## [Directions for this task]
Every line from the one with "Convert this screenshot" through the end of the records below should be restated word for word, and nothing outside that span.

++++++++++

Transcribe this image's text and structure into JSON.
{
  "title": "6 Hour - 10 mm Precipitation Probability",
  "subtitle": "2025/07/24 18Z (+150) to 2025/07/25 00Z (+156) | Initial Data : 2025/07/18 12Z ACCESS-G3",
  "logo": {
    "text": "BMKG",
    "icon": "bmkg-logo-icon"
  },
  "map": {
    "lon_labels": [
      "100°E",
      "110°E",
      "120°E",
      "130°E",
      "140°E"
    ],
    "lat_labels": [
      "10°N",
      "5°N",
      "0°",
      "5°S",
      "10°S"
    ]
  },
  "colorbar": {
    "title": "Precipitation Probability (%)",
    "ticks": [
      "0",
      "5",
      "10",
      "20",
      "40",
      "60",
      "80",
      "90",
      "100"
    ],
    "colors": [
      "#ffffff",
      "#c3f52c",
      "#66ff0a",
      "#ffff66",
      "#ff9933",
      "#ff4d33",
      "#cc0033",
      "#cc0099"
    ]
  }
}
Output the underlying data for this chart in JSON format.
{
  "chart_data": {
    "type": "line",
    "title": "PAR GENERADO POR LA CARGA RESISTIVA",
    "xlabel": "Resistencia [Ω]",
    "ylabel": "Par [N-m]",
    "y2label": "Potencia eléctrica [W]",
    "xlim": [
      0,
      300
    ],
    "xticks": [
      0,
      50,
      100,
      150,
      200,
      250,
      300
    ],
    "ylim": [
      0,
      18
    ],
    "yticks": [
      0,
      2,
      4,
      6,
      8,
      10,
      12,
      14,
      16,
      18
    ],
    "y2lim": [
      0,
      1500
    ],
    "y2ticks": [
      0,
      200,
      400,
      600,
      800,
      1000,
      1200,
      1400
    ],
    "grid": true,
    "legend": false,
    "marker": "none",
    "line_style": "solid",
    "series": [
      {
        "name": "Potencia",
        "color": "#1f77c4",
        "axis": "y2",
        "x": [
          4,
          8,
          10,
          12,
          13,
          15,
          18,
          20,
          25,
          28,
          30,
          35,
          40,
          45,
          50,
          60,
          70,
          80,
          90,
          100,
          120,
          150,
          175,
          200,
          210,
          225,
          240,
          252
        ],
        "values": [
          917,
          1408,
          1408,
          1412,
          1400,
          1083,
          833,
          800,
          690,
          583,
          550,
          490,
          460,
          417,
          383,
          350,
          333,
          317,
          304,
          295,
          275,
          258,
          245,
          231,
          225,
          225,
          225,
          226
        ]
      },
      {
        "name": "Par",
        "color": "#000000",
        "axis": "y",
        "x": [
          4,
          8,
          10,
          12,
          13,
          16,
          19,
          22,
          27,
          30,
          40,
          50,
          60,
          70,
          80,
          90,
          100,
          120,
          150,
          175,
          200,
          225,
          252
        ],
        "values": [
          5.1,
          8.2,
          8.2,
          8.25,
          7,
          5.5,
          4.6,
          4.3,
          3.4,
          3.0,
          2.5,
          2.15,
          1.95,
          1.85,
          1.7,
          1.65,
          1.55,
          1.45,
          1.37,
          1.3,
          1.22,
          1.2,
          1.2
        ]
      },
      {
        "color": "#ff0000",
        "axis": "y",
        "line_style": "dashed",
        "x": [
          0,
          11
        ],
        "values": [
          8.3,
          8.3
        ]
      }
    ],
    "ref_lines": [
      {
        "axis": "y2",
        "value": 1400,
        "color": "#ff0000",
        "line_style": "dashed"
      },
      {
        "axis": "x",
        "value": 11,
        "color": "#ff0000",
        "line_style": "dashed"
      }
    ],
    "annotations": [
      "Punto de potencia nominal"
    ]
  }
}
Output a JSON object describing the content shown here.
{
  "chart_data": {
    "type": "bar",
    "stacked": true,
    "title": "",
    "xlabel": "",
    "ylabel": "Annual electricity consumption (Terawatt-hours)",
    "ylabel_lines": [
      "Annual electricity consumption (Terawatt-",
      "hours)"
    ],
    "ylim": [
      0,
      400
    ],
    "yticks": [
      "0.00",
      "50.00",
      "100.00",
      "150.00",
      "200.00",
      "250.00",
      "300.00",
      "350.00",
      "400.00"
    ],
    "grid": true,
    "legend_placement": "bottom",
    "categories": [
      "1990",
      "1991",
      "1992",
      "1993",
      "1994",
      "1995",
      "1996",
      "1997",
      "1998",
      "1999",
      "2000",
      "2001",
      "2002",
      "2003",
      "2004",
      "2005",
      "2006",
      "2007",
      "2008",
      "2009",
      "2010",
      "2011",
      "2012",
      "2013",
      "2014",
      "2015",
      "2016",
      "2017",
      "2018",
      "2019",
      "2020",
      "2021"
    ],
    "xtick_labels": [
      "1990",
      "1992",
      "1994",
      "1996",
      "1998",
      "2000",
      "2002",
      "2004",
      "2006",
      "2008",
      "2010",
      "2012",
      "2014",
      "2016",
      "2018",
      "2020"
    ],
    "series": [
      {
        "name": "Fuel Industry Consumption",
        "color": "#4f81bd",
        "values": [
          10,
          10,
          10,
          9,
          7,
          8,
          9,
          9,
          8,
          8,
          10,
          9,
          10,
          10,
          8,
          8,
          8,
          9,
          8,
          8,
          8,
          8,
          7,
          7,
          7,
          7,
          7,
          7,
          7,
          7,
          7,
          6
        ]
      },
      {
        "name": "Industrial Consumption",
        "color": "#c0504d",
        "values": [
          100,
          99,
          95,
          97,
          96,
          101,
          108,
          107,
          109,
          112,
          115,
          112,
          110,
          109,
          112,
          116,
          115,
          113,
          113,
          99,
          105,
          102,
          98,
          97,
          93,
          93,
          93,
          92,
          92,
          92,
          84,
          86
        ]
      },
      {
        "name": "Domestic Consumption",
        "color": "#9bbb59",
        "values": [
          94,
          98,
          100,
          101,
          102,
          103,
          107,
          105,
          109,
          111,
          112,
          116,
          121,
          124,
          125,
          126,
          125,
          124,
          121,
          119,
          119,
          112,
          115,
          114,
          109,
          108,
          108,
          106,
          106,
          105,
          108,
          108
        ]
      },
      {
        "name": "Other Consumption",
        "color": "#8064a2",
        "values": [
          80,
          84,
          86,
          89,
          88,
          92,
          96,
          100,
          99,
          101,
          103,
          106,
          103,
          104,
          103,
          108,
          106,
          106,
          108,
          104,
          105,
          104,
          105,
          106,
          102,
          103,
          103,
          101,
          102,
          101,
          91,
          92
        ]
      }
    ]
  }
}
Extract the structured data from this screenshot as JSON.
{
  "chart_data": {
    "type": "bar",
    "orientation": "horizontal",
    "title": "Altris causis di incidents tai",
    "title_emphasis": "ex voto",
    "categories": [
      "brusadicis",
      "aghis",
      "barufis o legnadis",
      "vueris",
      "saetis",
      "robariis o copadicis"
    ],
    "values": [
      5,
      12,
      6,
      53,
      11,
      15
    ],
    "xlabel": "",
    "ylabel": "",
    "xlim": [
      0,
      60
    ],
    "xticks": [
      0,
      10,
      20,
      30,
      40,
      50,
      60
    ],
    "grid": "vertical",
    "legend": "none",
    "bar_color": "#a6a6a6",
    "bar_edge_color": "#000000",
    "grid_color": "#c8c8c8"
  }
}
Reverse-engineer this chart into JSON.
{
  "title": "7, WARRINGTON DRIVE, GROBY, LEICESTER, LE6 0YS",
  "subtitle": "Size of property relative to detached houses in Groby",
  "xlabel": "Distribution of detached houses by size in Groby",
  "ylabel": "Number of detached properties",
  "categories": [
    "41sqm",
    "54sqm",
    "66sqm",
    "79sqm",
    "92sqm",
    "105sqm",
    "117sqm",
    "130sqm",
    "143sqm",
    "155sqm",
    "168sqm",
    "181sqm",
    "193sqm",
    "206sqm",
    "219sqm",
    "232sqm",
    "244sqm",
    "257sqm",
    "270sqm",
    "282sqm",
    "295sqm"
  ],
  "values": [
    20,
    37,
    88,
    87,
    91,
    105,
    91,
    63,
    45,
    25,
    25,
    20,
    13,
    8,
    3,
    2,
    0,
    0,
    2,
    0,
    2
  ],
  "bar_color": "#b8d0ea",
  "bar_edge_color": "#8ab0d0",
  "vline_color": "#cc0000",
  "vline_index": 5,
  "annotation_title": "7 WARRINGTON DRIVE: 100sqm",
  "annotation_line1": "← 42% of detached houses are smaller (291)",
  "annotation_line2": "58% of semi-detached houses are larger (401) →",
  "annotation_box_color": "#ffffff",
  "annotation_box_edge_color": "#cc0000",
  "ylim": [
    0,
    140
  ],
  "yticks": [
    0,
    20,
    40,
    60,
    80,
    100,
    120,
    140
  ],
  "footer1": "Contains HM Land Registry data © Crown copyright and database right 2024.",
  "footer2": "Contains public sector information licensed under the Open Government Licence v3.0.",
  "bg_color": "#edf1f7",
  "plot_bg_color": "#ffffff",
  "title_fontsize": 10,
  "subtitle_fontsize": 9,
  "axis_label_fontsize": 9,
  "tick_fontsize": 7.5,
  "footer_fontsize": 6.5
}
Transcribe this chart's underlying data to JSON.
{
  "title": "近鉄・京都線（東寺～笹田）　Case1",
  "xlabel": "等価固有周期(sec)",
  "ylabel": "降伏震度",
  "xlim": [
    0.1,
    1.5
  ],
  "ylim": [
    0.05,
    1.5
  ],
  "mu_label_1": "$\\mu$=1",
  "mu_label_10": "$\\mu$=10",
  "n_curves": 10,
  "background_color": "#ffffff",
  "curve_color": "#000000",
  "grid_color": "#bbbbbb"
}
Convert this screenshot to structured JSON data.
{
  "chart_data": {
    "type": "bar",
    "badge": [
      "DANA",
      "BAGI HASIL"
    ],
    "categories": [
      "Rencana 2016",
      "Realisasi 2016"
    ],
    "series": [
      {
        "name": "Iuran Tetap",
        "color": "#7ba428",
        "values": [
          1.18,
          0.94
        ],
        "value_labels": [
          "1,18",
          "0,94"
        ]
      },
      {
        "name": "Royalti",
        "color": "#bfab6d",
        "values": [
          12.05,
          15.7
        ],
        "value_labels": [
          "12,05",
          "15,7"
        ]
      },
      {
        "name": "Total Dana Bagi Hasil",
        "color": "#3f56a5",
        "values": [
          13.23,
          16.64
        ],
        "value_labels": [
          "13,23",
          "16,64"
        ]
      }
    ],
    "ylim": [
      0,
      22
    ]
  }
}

++++++++++

## [Output for this task]
Convert this screenshot to structured JSON data.
{
  "chart_data": {
    "type": "bar",
    "badge": [
      "DANA",
      "BAGI HASIL"
    ],
    "categories": [
      "Rencana 2016",
      "Realisasi 2016"
    ],
    "series": [
      {
        "name": "Iuran Tetap",
        "color": "#7ba428",
        "values": [
          1.18,
          0.94
        ],
        "value_labels": [
          "1,18",
          "0,94"
        ]
      },
      {
        "name": "Royalti",
        "color": "#bfab6d",
        "values": [
          12.05,
          15.7
        ],
        "value_labels": [
          "12,05",
          "15,7"
        ]
      },
      {
        "name": "Total Dana Bagi Hasil",
        "color": "#3f56a5",
        "values": [
          13.23,
          16.64
        ],
        "value_labels": [
          "13,23",
          "16,64"
        ]
      }
    ],
    "ylim": [
      0,
      22
    ]
  }
}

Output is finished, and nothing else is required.